- JOB -
List each line of the data that holds the string "JSON", please.

##### RECORDS FOR THE TASK #####

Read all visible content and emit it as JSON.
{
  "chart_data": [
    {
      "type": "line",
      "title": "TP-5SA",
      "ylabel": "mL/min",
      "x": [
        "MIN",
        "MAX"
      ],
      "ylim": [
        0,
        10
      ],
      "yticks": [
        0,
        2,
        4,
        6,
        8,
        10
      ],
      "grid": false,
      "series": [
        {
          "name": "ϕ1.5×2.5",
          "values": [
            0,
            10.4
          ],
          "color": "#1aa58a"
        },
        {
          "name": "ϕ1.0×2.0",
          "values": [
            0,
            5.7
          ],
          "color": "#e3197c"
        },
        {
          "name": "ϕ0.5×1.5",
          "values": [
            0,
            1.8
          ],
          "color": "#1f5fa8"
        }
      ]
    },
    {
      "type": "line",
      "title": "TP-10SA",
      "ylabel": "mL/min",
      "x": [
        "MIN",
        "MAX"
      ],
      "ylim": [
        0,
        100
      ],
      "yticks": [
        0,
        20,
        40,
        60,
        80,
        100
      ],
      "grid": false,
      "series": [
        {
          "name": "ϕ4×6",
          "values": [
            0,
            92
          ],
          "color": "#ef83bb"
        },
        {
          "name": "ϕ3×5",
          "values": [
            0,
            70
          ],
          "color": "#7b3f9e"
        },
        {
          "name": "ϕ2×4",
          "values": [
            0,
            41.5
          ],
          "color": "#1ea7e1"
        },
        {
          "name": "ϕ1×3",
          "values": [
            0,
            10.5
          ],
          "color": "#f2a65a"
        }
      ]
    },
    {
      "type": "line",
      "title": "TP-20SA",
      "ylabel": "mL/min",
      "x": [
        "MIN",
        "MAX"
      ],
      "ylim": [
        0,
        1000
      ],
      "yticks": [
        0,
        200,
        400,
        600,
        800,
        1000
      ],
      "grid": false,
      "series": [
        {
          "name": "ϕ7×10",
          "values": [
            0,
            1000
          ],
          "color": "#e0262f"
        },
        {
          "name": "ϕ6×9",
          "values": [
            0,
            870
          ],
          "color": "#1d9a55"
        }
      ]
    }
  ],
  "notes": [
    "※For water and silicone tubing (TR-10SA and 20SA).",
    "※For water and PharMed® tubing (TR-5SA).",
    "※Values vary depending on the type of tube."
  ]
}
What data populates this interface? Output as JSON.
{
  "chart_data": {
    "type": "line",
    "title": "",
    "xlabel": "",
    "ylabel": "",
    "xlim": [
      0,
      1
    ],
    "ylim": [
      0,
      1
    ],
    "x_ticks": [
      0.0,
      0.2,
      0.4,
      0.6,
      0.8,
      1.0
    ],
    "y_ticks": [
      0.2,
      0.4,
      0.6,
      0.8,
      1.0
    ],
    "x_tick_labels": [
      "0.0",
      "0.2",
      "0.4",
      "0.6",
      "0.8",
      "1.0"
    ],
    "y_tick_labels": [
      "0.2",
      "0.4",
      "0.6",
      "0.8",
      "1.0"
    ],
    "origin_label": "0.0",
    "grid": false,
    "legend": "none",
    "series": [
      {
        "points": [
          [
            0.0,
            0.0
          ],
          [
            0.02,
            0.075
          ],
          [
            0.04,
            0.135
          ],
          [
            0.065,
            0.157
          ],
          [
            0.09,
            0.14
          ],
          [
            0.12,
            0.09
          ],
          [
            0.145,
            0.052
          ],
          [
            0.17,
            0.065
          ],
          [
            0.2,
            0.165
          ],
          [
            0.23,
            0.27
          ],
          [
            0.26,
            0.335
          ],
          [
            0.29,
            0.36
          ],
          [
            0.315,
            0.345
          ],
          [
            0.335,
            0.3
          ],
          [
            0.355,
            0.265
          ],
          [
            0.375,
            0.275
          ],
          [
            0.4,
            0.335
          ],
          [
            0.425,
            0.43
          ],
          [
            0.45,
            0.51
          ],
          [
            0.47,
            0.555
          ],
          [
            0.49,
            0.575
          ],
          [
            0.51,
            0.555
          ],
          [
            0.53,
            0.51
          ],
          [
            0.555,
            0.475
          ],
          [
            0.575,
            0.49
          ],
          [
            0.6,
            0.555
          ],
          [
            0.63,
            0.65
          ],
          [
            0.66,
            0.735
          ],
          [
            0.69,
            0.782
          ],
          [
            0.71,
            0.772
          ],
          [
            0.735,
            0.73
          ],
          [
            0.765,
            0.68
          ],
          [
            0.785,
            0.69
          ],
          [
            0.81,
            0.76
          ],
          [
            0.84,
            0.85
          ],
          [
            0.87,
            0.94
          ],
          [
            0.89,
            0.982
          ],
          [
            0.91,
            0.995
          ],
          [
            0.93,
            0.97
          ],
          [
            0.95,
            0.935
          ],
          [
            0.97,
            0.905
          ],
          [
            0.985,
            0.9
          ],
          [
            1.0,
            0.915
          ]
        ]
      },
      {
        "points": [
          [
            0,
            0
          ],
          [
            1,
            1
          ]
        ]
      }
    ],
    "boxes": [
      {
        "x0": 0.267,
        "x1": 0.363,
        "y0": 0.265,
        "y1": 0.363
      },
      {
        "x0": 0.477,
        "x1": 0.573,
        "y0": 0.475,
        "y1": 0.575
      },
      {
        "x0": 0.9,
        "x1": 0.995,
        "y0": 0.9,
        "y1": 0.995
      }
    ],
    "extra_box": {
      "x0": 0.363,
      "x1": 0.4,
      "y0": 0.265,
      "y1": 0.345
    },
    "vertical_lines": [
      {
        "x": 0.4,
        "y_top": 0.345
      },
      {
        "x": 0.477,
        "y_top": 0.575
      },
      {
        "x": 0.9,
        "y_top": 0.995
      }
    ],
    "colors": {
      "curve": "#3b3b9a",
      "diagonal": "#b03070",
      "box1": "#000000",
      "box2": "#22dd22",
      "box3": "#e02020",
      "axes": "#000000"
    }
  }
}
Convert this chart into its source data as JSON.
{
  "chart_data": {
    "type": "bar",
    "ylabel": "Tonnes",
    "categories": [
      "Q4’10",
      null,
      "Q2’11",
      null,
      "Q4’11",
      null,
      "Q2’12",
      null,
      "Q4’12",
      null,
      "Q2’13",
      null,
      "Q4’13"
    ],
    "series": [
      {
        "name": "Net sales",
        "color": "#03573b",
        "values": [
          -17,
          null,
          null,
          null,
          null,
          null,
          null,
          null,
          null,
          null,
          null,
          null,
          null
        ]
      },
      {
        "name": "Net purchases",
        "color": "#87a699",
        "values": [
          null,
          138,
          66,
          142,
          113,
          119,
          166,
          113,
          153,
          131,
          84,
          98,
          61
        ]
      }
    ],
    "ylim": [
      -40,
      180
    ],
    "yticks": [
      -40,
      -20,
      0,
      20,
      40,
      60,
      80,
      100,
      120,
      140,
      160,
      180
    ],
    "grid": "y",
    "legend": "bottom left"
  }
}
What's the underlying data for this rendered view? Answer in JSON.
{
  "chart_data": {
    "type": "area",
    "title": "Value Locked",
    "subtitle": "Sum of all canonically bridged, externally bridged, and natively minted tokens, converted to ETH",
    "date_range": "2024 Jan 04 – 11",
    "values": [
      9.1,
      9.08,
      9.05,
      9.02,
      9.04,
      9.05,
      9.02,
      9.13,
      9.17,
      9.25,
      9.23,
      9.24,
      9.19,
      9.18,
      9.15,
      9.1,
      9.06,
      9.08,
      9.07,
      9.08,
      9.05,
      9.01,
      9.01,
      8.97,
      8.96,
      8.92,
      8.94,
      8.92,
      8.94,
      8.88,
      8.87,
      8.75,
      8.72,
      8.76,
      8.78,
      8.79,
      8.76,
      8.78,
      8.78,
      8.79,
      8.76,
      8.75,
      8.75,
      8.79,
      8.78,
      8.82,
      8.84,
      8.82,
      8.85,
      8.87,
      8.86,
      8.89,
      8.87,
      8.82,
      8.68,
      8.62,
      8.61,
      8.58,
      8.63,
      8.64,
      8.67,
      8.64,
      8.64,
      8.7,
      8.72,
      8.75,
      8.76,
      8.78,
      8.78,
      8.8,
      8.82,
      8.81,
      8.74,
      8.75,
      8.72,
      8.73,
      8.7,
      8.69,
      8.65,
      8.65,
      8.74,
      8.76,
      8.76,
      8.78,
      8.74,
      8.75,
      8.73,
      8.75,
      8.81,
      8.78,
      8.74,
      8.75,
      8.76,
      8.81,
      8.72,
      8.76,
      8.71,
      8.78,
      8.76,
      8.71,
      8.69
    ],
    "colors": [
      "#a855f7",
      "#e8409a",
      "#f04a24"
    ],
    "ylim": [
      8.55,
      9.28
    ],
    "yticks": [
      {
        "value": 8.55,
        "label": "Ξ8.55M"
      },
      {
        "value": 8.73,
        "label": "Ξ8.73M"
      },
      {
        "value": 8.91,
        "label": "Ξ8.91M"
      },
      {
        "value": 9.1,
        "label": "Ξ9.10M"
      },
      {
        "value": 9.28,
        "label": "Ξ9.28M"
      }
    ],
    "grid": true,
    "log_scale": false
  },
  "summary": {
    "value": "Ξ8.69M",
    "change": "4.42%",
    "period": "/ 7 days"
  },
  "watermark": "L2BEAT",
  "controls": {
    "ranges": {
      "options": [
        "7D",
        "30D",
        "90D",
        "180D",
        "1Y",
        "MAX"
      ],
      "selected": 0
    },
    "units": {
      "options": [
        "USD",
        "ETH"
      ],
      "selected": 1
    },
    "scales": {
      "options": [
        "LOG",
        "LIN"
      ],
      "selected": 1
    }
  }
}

#####

- ANSWER FOR THE TASK -
Read all visible content and emit it as JSON.
What data populates this interface? Output as JSON.
Convert this chart into its source data as JSON.
What's the underlying data for this rendered view? Answer in JSON.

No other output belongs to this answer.